BEGIN EXCERPTED RECORDS

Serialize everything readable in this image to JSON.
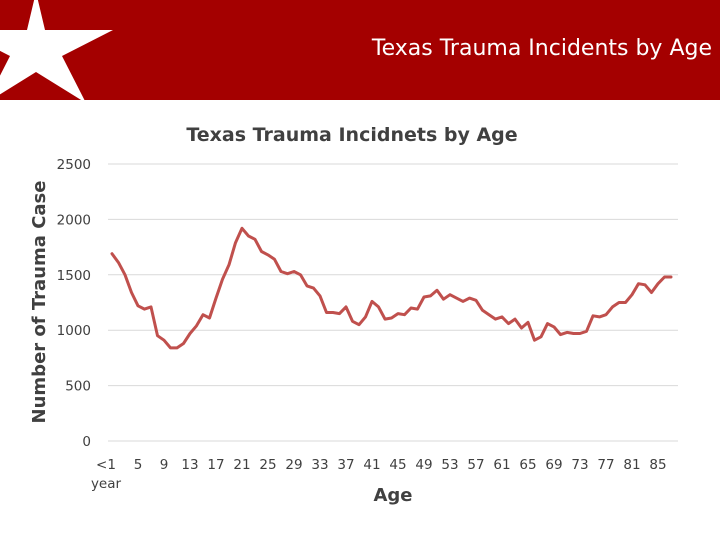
{
  "banner": {
    "title": "Texas Trauma Incidents by Age",
    "color": "#a40000"
  },
  "chart_data": {
    "type": "line",
    "title": "Texas Trauma Incidnets by Age",
    "xlabel": "Age",
    "ylabel": "Number of Trauma Case",
    "ylim": [
      0,
      2500
    ],
    "yticks": [
      0,
      500,
      1000,
      1500,
      2000,
      2500
    ],
    "xtick_labels": [
      "<1 year",
      "5",
      "9",
      "13",
      "17",
      "21",
      "25",
      "29",
      "33",
      "37",
      "41",
      "45",
      "49",
      "53",
      "57",
      "61",
      "65",
      "69",
      "73",
      "77",
      "81",
      "85"
    ],
    "grid": true,
    "legend": "none",
    "series": [
      {
        "color": "#c0504d",
        "x": [
          0,
          1,
          2,
          3,
          4,
          5,
          6,
          7,
          8,
          9,
          10,
          11,
          12,
          13,
          14,
          15,
          16,
          17,
          18,
          19,
          20,
          21,
          22,
          23,
          24,
          25,
          26,
          27,
          28,
          29,
          30,
          31,
          32,
          33,
          34,
          35,
          36,
          37,
          38,
          39,
          40,
          41,
          42,
          43,
          44,
          45,
          46,
          47,
          48,
          49,
          50,
          51,
          52,
          53,
          54,
          55,
          56,
          57,
          58,
          59,
          60,
          61,
          62,
          63,
          64,
          65,
          66,
          67,
          68,
          69,
          70,
          71,
          72,
          73,
          74,
          75,
          76,
          77,
          78,
          79,
          80,
          81,
          82,
          83,
          84,
          85,
          86
        ],
        "values": [
          1690,
          1610,
          1500,
          1340,
          1220,
          1190,
          1210,
          950,
          910,
          840,
          840,
          880,
          970,
          1040,
          1140,
          1110,
          1290,
          1460,
          1590,
          1790,
          1920,
          1850,
          1820,
          1710,
          1680,
          1640,
          1530,
          1510,
          1530,
          1500,
          1400,
          1380,
          1310,
          1160,
          1160,
          1150,
          1210,
          1080,
          1050,
          1120,
          1260,
          1210,
          1100,
          1110,
          1150,
          1140,
          1200,
          1190,
          1300,
          1310,
          1360,
          1280,
          1320,
          1290,
          1260,
          1290,
          1270,
          1180,
          1140,
          1100,
          1120,
          1060,
          1100,
          1020,
          1070,
          910,
          940,
          1060,
          1030,
          960,
          980,
          970,
          970,
          990,
          1130,
          1120,
          1140,
          1210,
          1250,
          1250,
          1320,
          1420,
          1410,
          1340,
          1420,
          1480,
          1480
        ]
      }
    ]
  }
}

END EXCERPTED RECORDS

YOUR INSTRUCTIONS
Look through the entries above; copy every line holding the string "Trauma".

EXERCISE OUTPUT
    "title": "Texas Trauma Incidents by Age",
    "title": "Texas Trauma Incidnets by Age",
    "ylabel": "Number of Trauma Case",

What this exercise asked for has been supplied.